*** SOURCE EXCERPT
Considering the epidemic rates of obesity, diabetes, etc., celebrity chefs have an opportunity to compassionately be part of the solution instead of part of the problem. For a look at some of the most popular chef shows check out Best and Worst Health Messages From TV Chefs http://www.everydayhealth.com/diet-and-nutrition-pictures/best-and-worst-health-messages-from-tv-chefs.aspx#/slide-1. While the article does give credit for “healthy helping” unfortunately, like we explored in a previous post (Giving Our Lifestyle Power Away To Celebrities) (http://wp.me/pUi2y-84) a lot of what this new link shows us is indeed a “recipe for disaster”.

Jamie's Food Revolution!

Into this mixed up American food culture strides Jamie Oliver, a Britt who is doing his best to start a “food revolution” in our country. http://www.jamieoliver.com

Oliver took his newfound fame as a TV celebrity and immediately started leveraging it for good. He established a not-for-profit restaurant in Britain to employ and train disadvantaged youth. He has since gone on to explore how we can improve America’s school food programs, and created fascinating videos that show us the scary side of industrialized food products (http://www.youtube.com/watch?v=wshlnRWnf30).

A big part of his work has been promoting cooking education that stresses cooking fresh healthy meals at home. Last year he went to the identified least-healthy state in the union and dove right in to the food culture of Huntington, West Virginia. With remarkable empathy and sensitivity he showed the effects of diet on health and the tragic health consequences it can cause in families and communities. All of this and he still comes off passionate but not preachy, entertaining and simply delightful.

Jamie’s Ambition is to mobilize the huge response (630,000 in the US) to the Food Revolution so far and turn it into a movement for change in which America leads the world. Hopefully it will bring together millions of people and inspire the nation to fight obesity with better food. At its heart is a powerful strategy to get people cooking again, improve food labeling (and corporate honesty), increase public awareness of industrialized food, and shift school breakfast and lunch programs from part of the problem to part of the solution.

As you work with people to help them improve their lifestyle, whether as a wellness professional, a parent or simply a concerned citizen, ask about the food culture they live in. Ask about the food shows they may watch on TV. Behavioral scientists are quick to tell us about the suggestive effect of what we watch on the tube and are even saying that such shows may be stimulating us to eat, eat more often, eat too much and make self-defeating dietary choices. Recipes downloaded from television cooking shows unfortunately trend towards the most unhealthy end of the spectrum. If your clients, family or friends are eating following the lead of programs that feature eating contests, gluttony and ridiculous quantities of fatty red meats it may be no wonder their attempts to be healthy seldom are successful.
******
*** DATASET ROWS
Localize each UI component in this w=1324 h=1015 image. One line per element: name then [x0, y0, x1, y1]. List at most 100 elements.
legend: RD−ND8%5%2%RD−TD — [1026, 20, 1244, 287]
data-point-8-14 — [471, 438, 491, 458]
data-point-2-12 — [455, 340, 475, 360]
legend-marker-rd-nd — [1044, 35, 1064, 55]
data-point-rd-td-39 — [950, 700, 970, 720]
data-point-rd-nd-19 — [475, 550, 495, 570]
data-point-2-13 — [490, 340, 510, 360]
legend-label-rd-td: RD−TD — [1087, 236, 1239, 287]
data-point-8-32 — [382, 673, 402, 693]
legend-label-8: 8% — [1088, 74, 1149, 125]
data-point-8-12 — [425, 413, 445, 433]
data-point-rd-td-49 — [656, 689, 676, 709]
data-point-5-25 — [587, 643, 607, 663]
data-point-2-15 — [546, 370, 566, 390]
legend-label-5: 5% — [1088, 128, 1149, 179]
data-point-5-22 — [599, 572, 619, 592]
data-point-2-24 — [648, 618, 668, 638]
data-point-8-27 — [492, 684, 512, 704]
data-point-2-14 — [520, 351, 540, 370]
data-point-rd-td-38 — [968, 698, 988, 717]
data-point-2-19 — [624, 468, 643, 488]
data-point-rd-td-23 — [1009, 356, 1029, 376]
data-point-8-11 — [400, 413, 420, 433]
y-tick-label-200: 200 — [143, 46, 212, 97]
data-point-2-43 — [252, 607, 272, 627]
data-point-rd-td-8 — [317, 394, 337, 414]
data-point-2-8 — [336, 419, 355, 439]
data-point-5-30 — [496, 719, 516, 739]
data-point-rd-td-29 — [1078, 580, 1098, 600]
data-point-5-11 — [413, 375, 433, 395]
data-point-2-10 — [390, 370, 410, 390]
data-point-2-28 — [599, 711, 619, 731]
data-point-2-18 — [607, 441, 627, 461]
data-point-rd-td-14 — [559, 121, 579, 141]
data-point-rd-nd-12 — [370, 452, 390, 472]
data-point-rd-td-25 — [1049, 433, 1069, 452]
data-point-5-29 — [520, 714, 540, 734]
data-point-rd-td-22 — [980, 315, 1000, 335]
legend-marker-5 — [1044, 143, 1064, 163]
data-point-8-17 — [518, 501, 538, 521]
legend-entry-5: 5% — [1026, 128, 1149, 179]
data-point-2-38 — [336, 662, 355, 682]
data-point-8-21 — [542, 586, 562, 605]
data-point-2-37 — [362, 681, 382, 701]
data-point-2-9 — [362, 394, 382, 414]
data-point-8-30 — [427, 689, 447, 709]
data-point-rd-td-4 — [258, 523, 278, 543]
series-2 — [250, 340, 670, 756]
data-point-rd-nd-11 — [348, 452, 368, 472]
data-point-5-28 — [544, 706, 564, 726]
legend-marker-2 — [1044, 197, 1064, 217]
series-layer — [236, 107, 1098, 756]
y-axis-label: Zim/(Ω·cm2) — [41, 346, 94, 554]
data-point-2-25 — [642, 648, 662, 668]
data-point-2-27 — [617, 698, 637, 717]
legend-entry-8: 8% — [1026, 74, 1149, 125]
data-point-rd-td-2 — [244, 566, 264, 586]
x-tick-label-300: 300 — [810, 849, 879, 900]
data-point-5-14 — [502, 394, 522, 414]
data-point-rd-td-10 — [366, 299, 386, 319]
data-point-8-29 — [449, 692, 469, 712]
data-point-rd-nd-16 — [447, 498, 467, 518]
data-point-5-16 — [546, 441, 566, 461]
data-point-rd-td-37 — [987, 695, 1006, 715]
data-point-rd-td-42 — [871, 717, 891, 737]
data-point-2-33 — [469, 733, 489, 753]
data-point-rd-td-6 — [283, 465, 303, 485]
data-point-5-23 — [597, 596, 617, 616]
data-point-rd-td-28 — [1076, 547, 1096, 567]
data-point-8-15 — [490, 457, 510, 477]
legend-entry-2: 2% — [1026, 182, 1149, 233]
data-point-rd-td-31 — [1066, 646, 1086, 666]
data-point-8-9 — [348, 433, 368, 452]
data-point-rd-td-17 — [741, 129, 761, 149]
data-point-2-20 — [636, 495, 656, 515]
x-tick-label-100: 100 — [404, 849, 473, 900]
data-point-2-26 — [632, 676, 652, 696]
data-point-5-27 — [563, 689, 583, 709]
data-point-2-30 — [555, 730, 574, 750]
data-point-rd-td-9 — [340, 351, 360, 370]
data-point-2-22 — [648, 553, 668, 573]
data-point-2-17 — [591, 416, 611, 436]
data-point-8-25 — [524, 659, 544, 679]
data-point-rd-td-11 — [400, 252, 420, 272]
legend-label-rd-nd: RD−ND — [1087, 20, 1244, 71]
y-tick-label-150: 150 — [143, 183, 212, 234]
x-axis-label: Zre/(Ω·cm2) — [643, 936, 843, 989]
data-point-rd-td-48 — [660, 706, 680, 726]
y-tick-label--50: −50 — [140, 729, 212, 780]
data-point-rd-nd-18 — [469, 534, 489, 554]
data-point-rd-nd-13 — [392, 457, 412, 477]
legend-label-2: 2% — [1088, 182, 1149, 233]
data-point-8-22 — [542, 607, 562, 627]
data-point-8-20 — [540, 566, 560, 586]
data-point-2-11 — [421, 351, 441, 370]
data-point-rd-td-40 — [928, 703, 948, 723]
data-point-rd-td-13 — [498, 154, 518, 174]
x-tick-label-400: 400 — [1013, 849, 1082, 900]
******
Answer from the passage on TV chefs and Jamie Oliver:
(a) What kind of restaurant did Oliver establish in Britain, and whom was it meant to employ and train?
(b) In which town and state did he immerse himself in the local food culture last year?
(c) What figure does the passage give for the response in the US to the Food Revolution so far?

COMPLETE ANSWER
(a) A not-for-profit restaurant, set up to employ and train disadvantaged youth.
(b) Huntington, West Virginia.
(c) 630,000.